_Aim of the task_
Provide the number of lines containing the word "werkzaamheden", and nothing else.

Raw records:
========================

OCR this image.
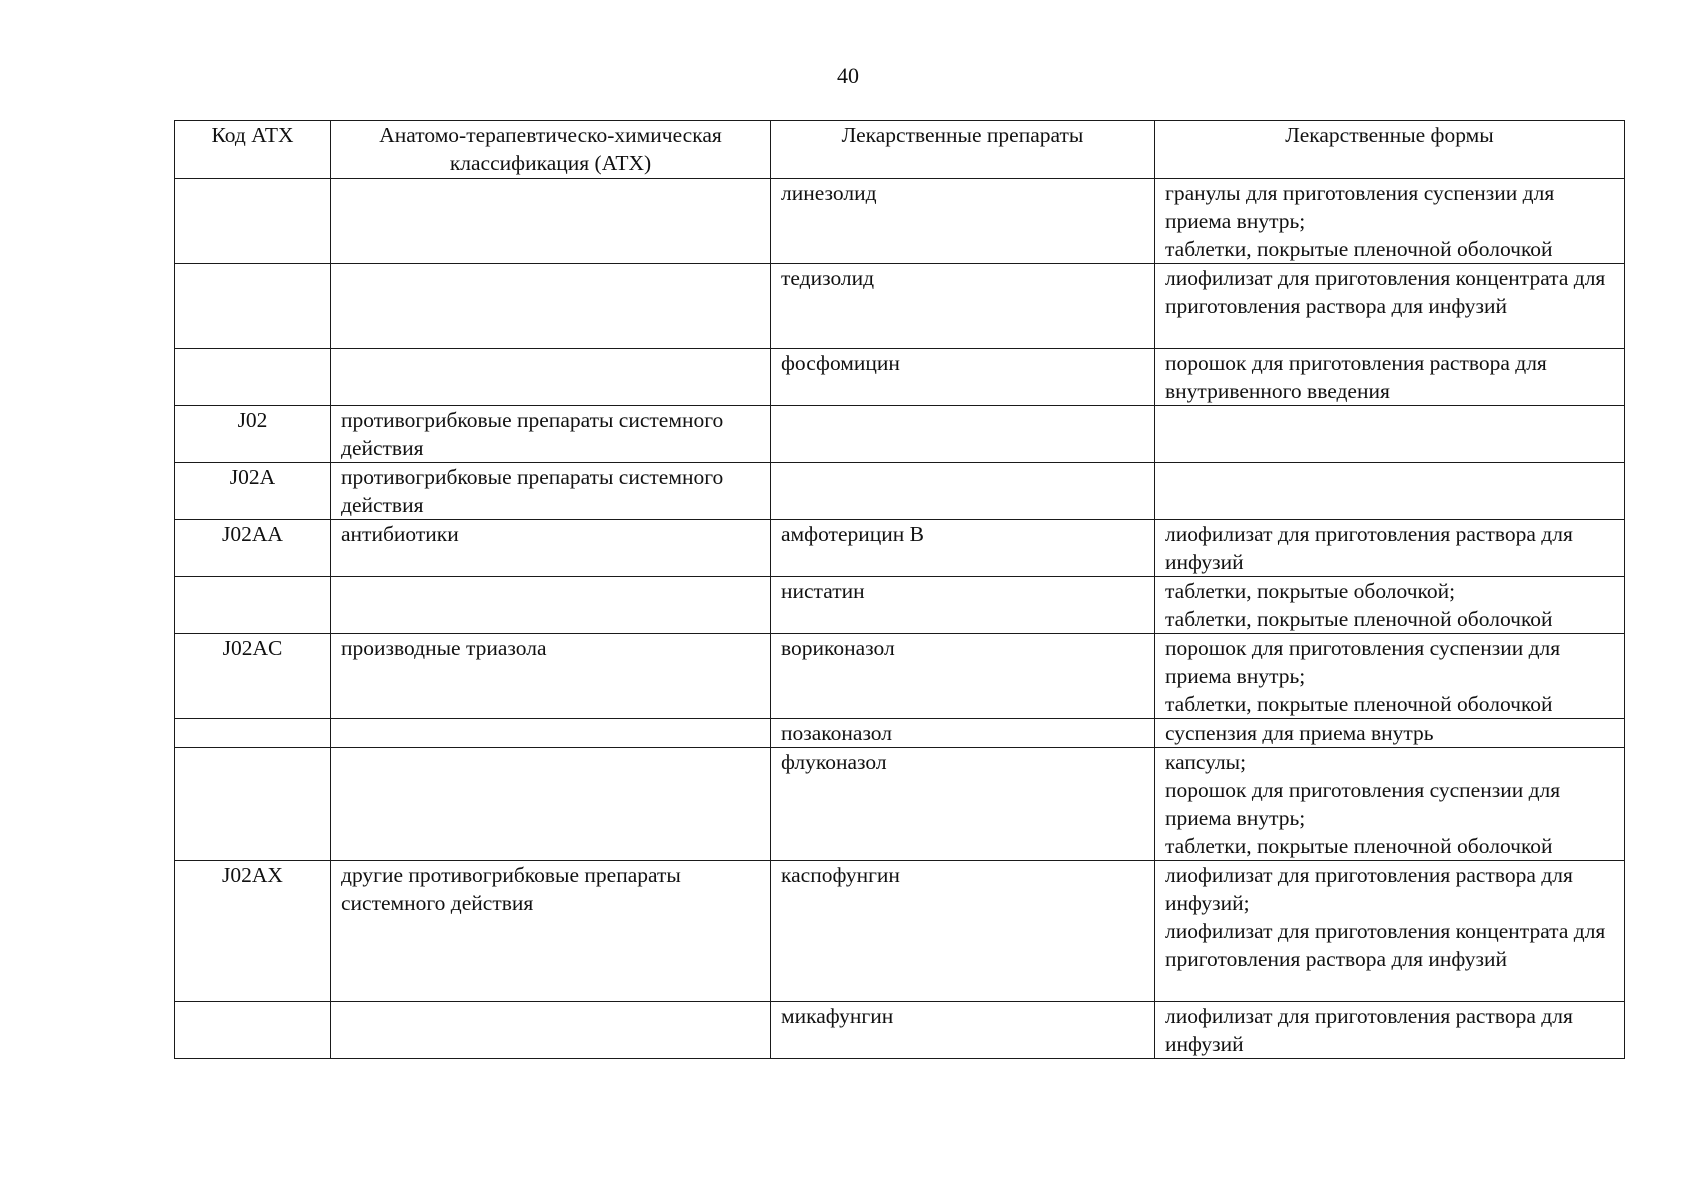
40
Код АТХ	Анатомо-терапевтическо-химическая классификация (АТХ)	Лекарственные препараты	Лекарственные формы
		линезолид	гранулы для приготовления суспензии для приема внутрь;
таблетки, покрытые пленочной оболочкой
		тедизолид	лиофилизат для приготовления концентрата для приготовления раствора для инфузий
		фосфомицин	порошок для приготовления раствора для внутривенного введения
J02	противогрибковые препараты системного действия		
J02A	противогрибковые препараты системного действия		
J02AA	антибиотики	амфотерицин B	лиофилизат для приготовления раствора для инфузий
		нистатин	таблетки, покрытые оболочкой;
таблетки, покрытые пленочной оболочкой
J02AC	производные триазола	вориконазол	порошок для приготовления суспензии для приема внутрь;
таблетки, покрытые пленочной оболочкой
		позаконазол	суспензия для приема внутрь
		флуконазол	капсулы;
порошок для приготовления суспензии для приема внутрь;
таблетки, покрытые пленочной оболочкой
J02AX	другие противогрибковые препараты системного действия	каспофунгин	лиофилизат для приготовления раствора для инфузий;
лиофилизат для приготовления концентрата для приготовления раствора для инфузий
		микафунгин	лиофилизат для приготовления раствора для инфузий
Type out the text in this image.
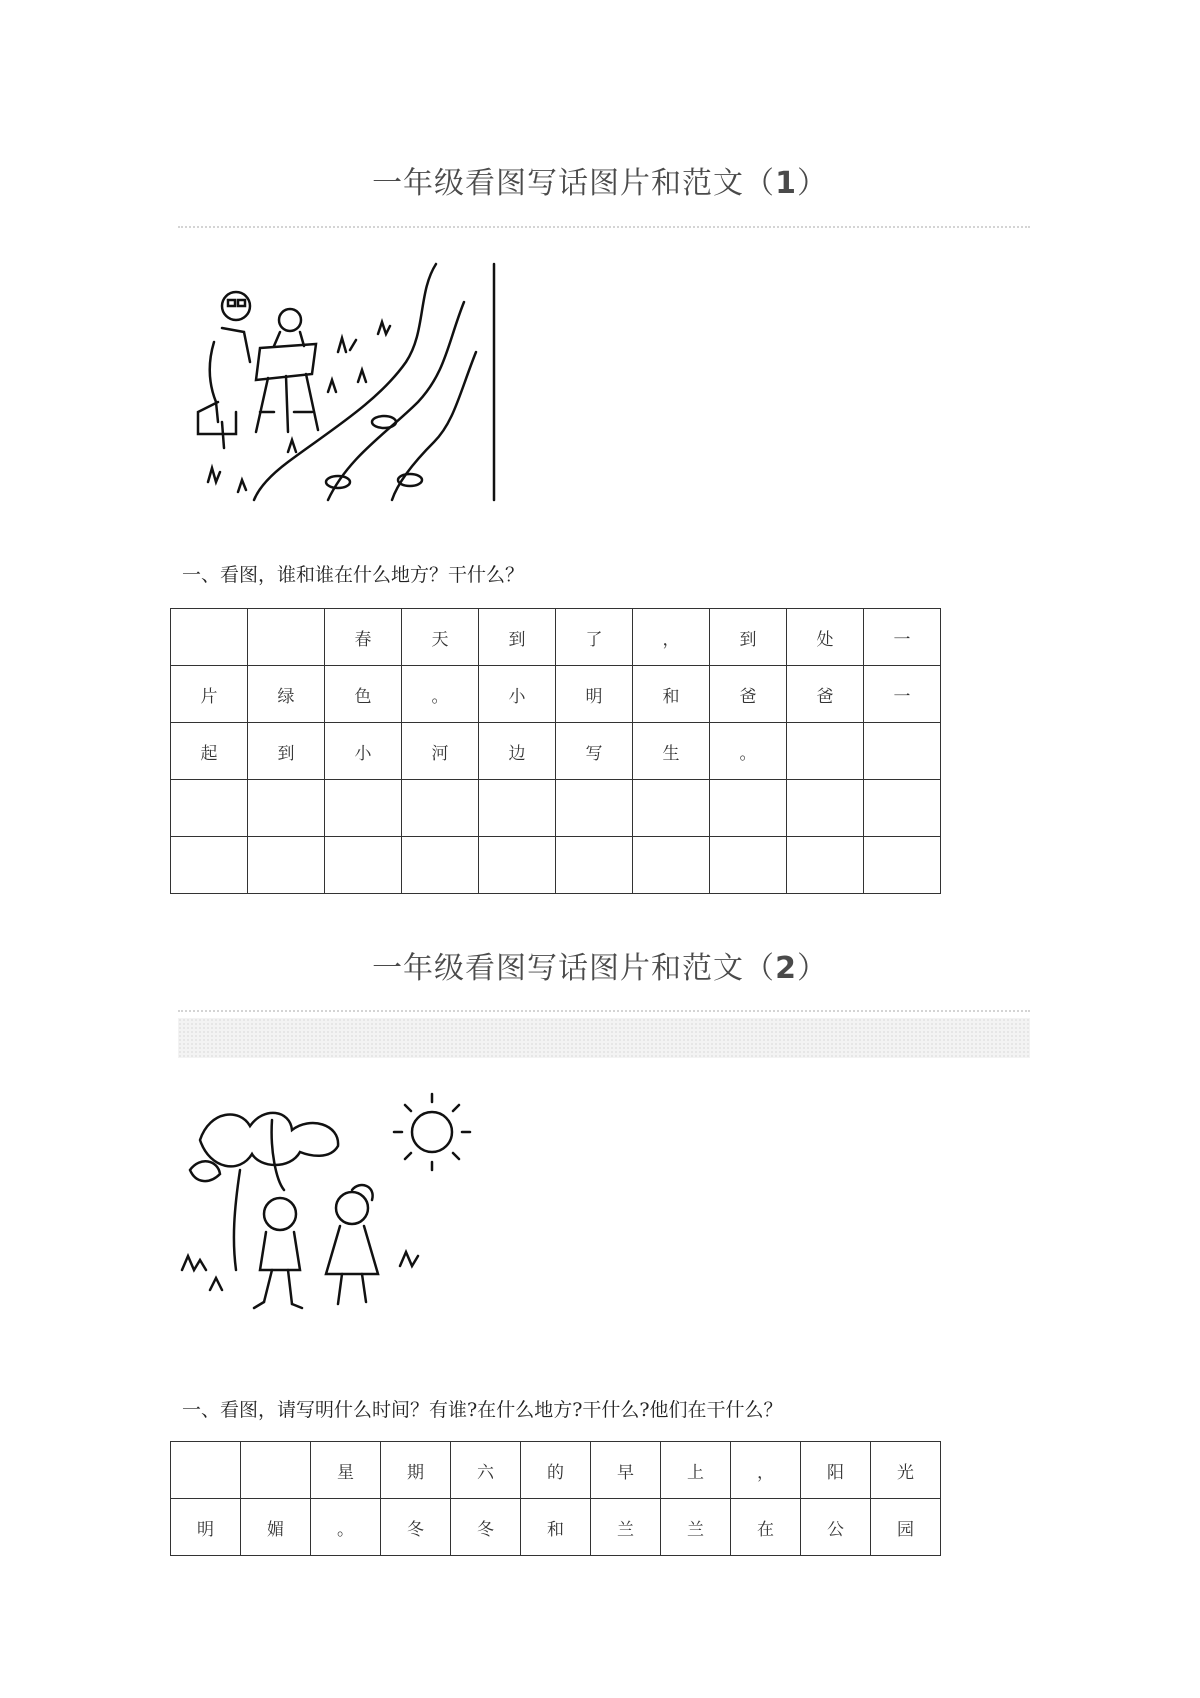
一年级看图写话图片和范文（1）

一、看图，谁和谁在什么地方？干什么？

		春	天	到	了	，	到	处	一
片	绿	色	。	小	明	和	爸	爸	一
起	到	小	河	边	写	生	。		

一年级看图写话图片和范文（2）

一、看图，请写明什么时间？有谁?在什么地方?干什么?他们在干什么？

		星	期	六	的	早	上	，	阳	光
明	媚	。	冬	冬	和	兰	兰	在	公	园
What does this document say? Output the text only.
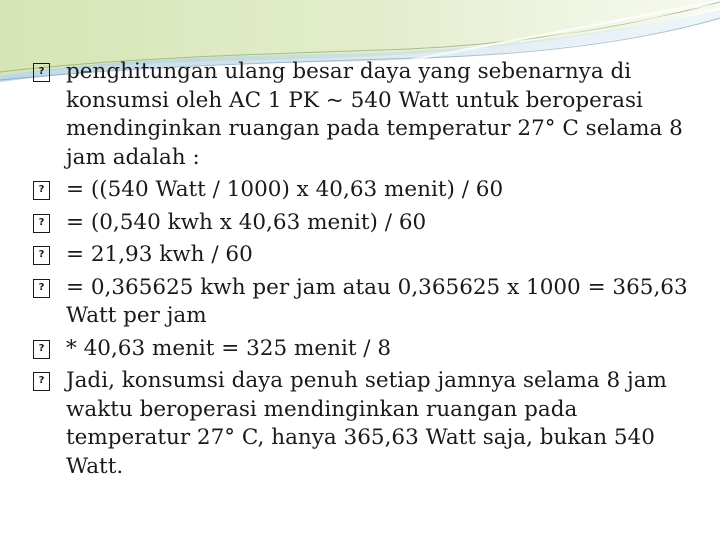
?
penghitungan ulang besar daya yang sebenarnya di konsumsi oleh AC 1 PK ~ 540 Watt untuk beroperasi mendinginkan ruangan pada temperatur 27° C selama 8 jam adalah :
?
= ((540 Watt / 1000) x 40,63 menit) / 60
?
= (0,540 kwh x 40,63 menit) / 60
?
= 21,93 kwh / 60
?
= 0,365625 kwh per jam atau 0,365625 x 1000 = 365,63 Watt per jam
?
* 40,63 menit = 325 menit / 8
?
Jadi, konsumsi daya penuh setiap jamnya selama 8 jam waktu beroperasi mendinginkan ruangan pada temperatur 27° C, hanya 365,63 Watt saja, bukan 540 Watt.
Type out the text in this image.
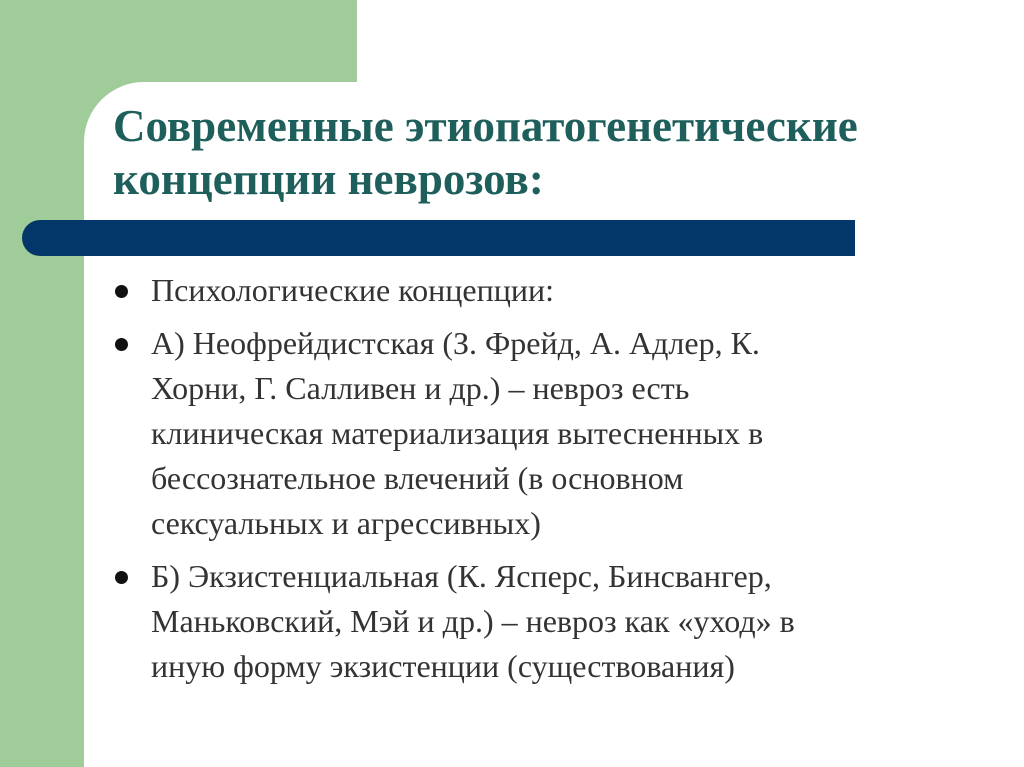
Современные этиопатогенетические
концепции неврозов:
Психологические концепции:
А) Неофрейдистская (З. Фрейд, А. Адлер, К.
Хорни, Г. Салливен и др.) – невроз есть
клиническая материализация вытесненных в
бессознательное влечений (в основном
сексуальных и агрессивных)
Б) Экзистенциальная (К. Ясперс, Бинсвангер,
Маньковский, Мэй и др.) – невроз как «уход» в
иную форму экзистенции (существования)
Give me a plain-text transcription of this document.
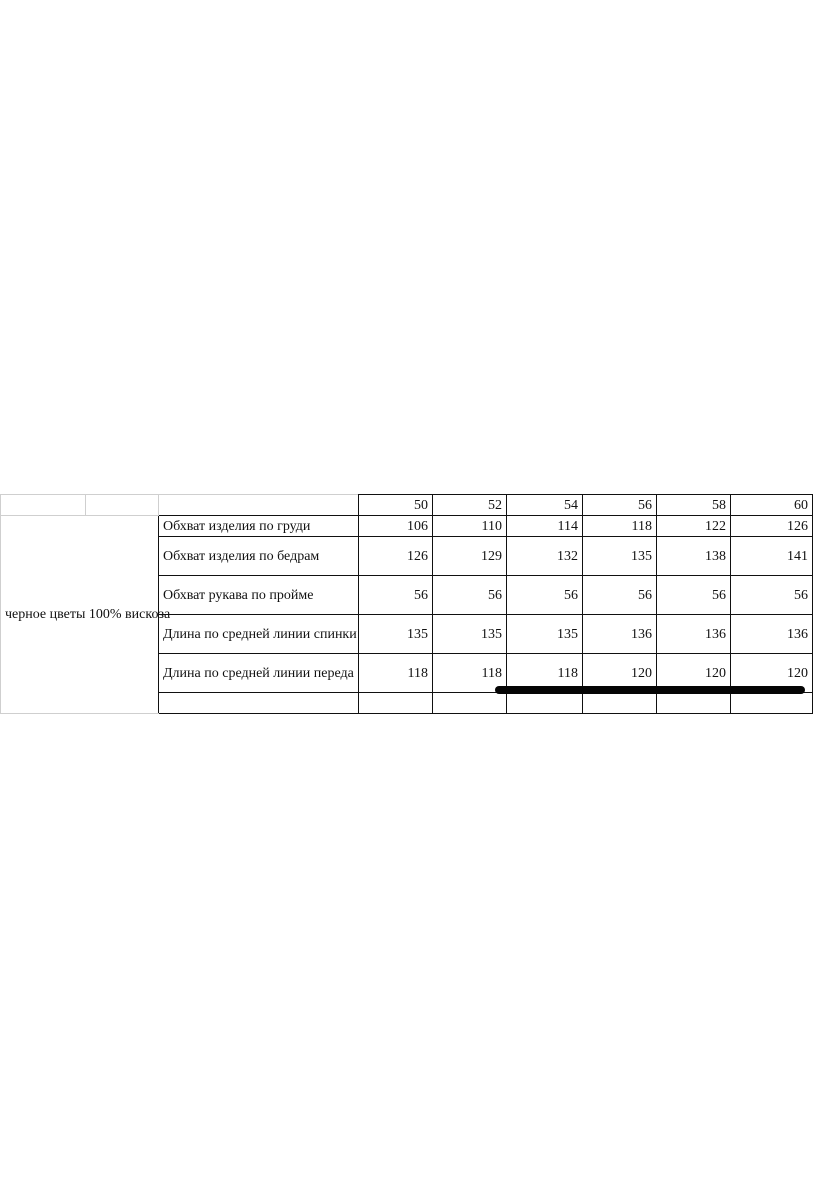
			50	52	54	56	58	60
черное цветы 100% вискоза		Обхват изделия по груди	106	110	114	118	122	126
		Обхват изделия по бедрам	126	129	132	135	138	141
		Обхват рукава по пройме	56	56	56	56	56	56
		Длина по средней линии спинки	135	135	135	136	136	136
		Длина по средней линии переда	118	118	118	120	120	120
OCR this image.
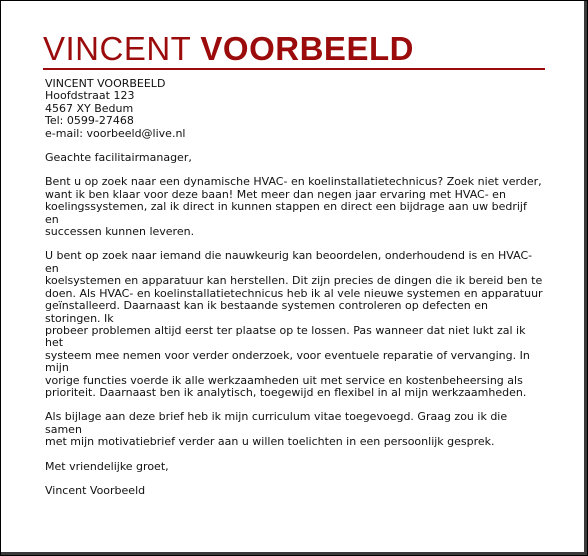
VINCENT VOORBEELD

VINCENT VOORBEELD
Hoofdstraat 123
4567 XY Bedum
Tel: 0599-27468
e-mail: voorbeeld@live.nl

Geachte facilitairmanager,

Bent u op zoek naar een dynamische HVAC- en koelinstallatietechnicus? Zoek niet verder,
want ik ben klaar voor deze baan! Met meer dan negen jaar ervaring met HVAC- en
koelingssystemen, zal ik direct in kunnen stappen en direct een bijdrage aan uw bedrijf en
successen kunnen leveren.

U bent op zoek naar iemand die nauwkeurig kan beoordelen, onderhoudend is en HVAC- en
koelsystemen en apparatuur kan herstellen. Dit zijn precies de dingen die ik bereid ben te
doen. Als HVAC- en koelinstallatietechnicus heb ik al vele nieuwe systemen en apparatuur
geïnstalleerd. Daarnaast kan ik bestaande systemen controleren op defecten en storingen. Ik
probeer problemen altijd eerst ter plaatse op te lossen. Pas wanneer dat niet lukt zal ik het
systeem mee nemen voor verder onderzoek, voor eventuele reparatie of vervanging. In mijn
vorige functies voerde ik alle werkzaamheden uit met service en kostenbeheersing als
prioriteit. Daarnaast ben ik analytisch, toegewijd en flexibel in al mijn werkzaamheden.

Als bijlage aan deze brief heb ik mijn curriculum vitae toegevoegd. Graag zou ik die samen
met mijn motivatiebrief verder aan u willen toelichten in een persoonlijk gesprek.

Met vriendelijke groet,

Vincent Voorbeeld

========================

_Final answer_
2